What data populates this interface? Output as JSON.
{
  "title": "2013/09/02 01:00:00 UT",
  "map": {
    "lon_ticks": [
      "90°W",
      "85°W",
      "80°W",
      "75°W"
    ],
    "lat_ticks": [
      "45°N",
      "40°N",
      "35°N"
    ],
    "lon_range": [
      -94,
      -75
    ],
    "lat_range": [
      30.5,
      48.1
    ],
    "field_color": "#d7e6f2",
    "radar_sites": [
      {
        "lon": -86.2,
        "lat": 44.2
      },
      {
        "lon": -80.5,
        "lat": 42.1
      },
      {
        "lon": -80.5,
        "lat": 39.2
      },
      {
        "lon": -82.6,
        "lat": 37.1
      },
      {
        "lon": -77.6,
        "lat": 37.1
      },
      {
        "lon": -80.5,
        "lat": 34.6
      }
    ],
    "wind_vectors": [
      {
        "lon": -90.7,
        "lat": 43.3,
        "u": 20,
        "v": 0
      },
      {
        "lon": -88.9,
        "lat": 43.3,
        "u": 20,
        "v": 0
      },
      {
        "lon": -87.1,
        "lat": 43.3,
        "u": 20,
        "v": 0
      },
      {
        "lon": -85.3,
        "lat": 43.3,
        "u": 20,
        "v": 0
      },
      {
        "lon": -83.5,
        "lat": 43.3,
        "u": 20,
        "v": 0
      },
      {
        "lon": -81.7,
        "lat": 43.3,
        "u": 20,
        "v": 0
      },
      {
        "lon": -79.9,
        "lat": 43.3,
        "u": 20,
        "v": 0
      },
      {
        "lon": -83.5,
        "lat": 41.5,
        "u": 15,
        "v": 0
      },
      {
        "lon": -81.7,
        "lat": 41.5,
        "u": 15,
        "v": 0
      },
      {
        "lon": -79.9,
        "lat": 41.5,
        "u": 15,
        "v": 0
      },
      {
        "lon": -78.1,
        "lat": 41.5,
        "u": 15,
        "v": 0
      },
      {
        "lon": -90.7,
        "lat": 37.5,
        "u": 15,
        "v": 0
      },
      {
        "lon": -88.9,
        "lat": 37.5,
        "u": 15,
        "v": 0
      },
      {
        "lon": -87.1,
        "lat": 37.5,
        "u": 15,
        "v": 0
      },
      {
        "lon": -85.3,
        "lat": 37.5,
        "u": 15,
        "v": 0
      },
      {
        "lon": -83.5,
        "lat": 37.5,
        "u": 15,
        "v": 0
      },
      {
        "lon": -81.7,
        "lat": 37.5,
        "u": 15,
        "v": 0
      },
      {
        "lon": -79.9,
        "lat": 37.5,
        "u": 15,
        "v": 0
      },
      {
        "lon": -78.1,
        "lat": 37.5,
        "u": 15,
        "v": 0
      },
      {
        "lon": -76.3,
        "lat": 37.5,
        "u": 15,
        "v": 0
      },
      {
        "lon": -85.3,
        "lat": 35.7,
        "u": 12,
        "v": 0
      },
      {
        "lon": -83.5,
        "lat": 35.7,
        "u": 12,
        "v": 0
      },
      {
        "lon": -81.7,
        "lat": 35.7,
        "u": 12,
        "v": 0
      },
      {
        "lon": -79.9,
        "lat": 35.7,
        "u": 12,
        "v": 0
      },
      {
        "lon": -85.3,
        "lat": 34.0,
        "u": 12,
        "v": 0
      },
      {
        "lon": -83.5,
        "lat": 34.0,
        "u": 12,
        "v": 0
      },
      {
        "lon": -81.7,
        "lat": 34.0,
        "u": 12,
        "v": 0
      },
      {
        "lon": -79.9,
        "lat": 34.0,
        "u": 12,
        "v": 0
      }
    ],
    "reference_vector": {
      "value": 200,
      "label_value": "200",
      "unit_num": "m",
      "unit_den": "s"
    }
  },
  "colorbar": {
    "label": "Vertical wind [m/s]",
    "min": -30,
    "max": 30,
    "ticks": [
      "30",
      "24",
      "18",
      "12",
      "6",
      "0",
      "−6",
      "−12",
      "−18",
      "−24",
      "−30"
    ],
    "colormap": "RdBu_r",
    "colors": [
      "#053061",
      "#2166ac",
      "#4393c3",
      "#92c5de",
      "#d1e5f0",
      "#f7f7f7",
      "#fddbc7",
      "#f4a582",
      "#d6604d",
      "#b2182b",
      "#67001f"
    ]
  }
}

* **WHAT IS EXPECTED**
Repeat the records above exactly as they appear.

* **FINISHED TASK**
What data populates this interface? Output as JSON.
{
  "title": "2013/09/02 01:00:00 UT",
  "map": {
    "lon_ticks": [
      "90°W",
      "85°W",
      "80°W",
      "75°W"
    ],
    "lat_ticks": [
      "45°N",
      "40°N",
      "35°N"
    ],
    "lon_range": [
      -94,
      -75
    ],
    "lat_range": [
      30.5,
      48.1
    ],
    "field_color": "#d7e6f2",
    "radar_sites": [
      {
        "lon": -86.2,
        "lat": 44.2
      },
      {
        "lon": -80.5,
        "lat": 42.1
      },
      {
        "lon": -80.5,
        "lat": 39.2
      },
      {
        "lon": -82.6,
        "lat": 37.1
      },
      {
        "lon": -77.6,
        "lat": 37.1
      },
      {
        "lon": -80.5,
        "lat": 34.6
      }
    ],
    "wind_vectors": [
      {
        "lon": -90.7,
        "lat": 43.3,
        "u": 20,
        "v": 0
      },
      {
        "lon": -88.9,
        "lat": 43.3,
        "u": 20,
        "v": 0
      },
      {
        "lon": -87.1,
        "lat": 43.3,
        "u": 20,
        "v": 0
      },
      {
        "lon": -85.3,
        "lat": 43.3,
        "u": 20,
        "v": 0
      },
      {
        "lon": -83.5,
        "lat": 43.3,
        "u": 20,
        "v": 0
      },
      {
        "lon": -81.7,
        "lat": 43.3,
        "u": 20,
        "v": 0
      },
      {
        "lon": -79.9,
        "lat": 43.3,
        "u": 20,
        "v": 0
      },
      {
        "lon": -83.5,
        "lat": 41.5,
        "u": 15,
        "v": 0
      },
      {
        "lon": -81.7,
        "lat": 41.5,
        "u": 15,
        "v": 0
      },
      {
        "lon": -79.9,
        "lat": 41.5,
        "u": 15,
        "v": 0
      },
      {
        "lon": -78.1,
        "lat": 41.5,
        "u": 15,
        "v": 0
      },
      {
        "lon": -90.7,
        "lat": 37.5,
        "u": 15,
        "v": 0
      },
      {
        "lon": -88.9,
        "lat": 37.5,
        "u": 15,
        "v": 0
      },
      {
        "lon": -87.1,
        "lat": 37.5,
        "u": 15,
        "v": 0
      },
      {
        "lon": -85.3,
        "lat": 37.5,
        "u": 15,
        "v": 0
      },
      {
        "lon": -83.5,
        "lat": 37.5,
        "u": 15,
        "v": 0
      },
      {
        "lon": -81.7,
        "lat": 37.5,
        "u": 15,
        "v": 0
      },
      {
        "lon": -79.9,
        "lat": 37.5,
        "u": 15,
        "v": 0
      },
      {
        "lon": -78.1,
        "lat": 37.5,
        "u": 15,
        "v": 0
      },
      {
        "lon": -76.3,
        "lat": 37.5,
        "u": 15,
        "v": 0
      },
      {
        "lon": -85.3,
        "lat": 35.7,
        "u": 12,
        "v": 0
      },
      {
        "lon": -83.5,
        "lat": 35.7,
        "u": 12,
        "v": 0
      },
      {
        "lon": -81.7,
        "lat": 35.7,
        "u": 12,
        "v": 0
      },
      {
        "lon": -79.9,
        "lat": 35.7,
        "u": 12,
        "v": 0
      },
      {
        "lon": -85.3,
        "lat": 34.0,
        "u": 12,
        "v": 0
      },
      {
        "lon": -83.5,
        "lat": 34.0,
        "u": 12,
        "v": 0
      },
      {
        "lon": -81.7,
        "lat": 34.0,
        "u": 12,
        "v": 0
      },
      {
        "lon": -79.9,
        "lat": 34.0,
        "u": 12,
        "v": 0
      }
    ],
    "reference_vector": {
      "value": 200,
      "label_value": "200",
      "unit_num": "m",
      "unit_den": "s"
    }
  },
  "colorbar": {
    "label": "Vertical wind [m/s]",
    "min": -30,
    "max": 30,
    "ticks": [
      "30",
      "24",
      "18",
      "12",
      "6",
      "0",
      "−6",
      "−12",
      "−18",
      "−24",
      "−30"
    ],
    "colormap": "RdBu_r",
    "colors": [
      "#053061",
      "#2166ac",
      "#4393c3",
      "#92c5de",
      "#d1e5f0",
      "#f7f7f7",
      "#fddbc7",
      "#f4a582",
      "#d6604d",
      "#b2182b",
      "#67001f"
    ]
  }
}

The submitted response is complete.